Collected data entries:
----

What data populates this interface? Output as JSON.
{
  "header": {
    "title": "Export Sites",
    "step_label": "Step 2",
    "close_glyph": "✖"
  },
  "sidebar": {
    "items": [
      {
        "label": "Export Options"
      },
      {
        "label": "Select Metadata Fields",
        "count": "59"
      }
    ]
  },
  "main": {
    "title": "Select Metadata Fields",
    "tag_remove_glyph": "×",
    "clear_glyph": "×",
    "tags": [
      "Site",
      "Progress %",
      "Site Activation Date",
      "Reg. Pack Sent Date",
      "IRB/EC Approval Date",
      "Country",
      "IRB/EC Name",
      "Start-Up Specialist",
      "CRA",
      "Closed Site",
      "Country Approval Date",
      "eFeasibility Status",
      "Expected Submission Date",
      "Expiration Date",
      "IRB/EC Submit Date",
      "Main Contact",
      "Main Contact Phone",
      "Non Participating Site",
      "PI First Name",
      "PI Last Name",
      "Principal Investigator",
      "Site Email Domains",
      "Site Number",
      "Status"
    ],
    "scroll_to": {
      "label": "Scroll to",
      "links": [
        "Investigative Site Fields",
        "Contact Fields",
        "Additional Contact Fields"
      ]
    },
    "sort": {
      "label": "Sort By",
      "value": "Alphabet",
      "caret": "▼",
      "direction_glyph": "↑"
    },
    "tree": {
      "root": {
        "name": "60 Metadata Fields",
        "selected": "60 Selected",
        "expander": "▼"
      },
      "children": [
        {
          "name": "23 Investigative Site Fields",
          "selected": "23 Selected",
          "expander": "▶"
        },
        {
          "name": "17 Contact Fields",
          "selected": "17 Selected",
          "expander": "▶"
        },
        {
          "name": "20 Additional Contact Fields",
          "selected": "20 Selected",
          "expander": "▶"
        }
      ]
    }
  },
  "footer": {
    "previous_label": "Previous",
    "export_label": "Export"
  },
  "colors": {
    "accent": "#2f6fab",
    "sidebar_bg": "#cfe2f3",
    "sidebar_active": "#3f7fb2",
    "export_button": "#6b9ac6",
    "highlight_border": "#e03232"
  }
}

----

Set task: Return all of the data word for word.

Exercise response:
What data populates this interface? Output as JSON.
{
  "header": {
    "title": "Export Sites",
    "step_label": "Step 2",
    "close_glyph": "✖"
  },
  "sidebar": {
    "items": [
      {
        "label": "Export Options"
      },
      {
        "label": "Select Metadata Fields",
        "count": "59"
      }
    ]
  },
  "main": {
    "title": "Select Metadata Fields",
    "tag_remove_glyph": "×",
    "clear_glyph": "×",
    "tags": [
      "Site",
      "Progress %",
      "Site Activation Date",
      "Reg. Pack Sent Date",
      "IRB/EC Approval Date",
      "Country",
      "IRB/EC Name",
      "Start-Up Specialist",
      "CRA",
      "Closed Site",
      "Country Approval Date",
      "eFeasibility Status",
      "Expected Submission Date",
      "Expiration Date",
      "IRB/EC Submit Date",
      "Main Contact",
      "Main Contact Phone",
      "Non Participating Site",
      "PI First Name",
      "PI Last Name",
      "Principal Investigator",
      "Site Email Domains",
      "Site Number",
      "Status"
    ],
    "scroll_to": {
      "label": "Scroll to",
      "links": [
        "Investigative Site Fields",
        "Contact Fields",
        "Additional Contact Fields"
      ]
    },
    "sort": {
      "label": "Sort By",
      "value": "Alphabet",
      "caret": "▼",
      "direction_glyph": "↑"
    },
    "tree": {
      "root": {
        "name": "60 Metadata Fields",
        "selected": "60 Selected",
        "expander": "▼"
      },
      "children": [
        {
          "name": "23 Investigative Site Fields",
          "selected": "23 Selected",
          "expander": "▶"
        },
        {
          "name": "17 Contact Fields",
          "selected": "17 Selected",
          "expander": "▶"
        },
        {
          "name": "20 Additional Contact Fields",
          "selected": "20 Selected",
          "expander": "▶"
        }
      ]
    }
  },
  "footer": {
    "previous_label": "Previous",
    "export_label": "Export"
  },
  "colors": {
    "accent": "#2f6fab",
    "sidebar_bg": "#cfe2f3",
    "sidebar_active": "#3f7fb2",
    "export_button": "#6b9ac6",
    "highlight_border": "#e03232"
  }
}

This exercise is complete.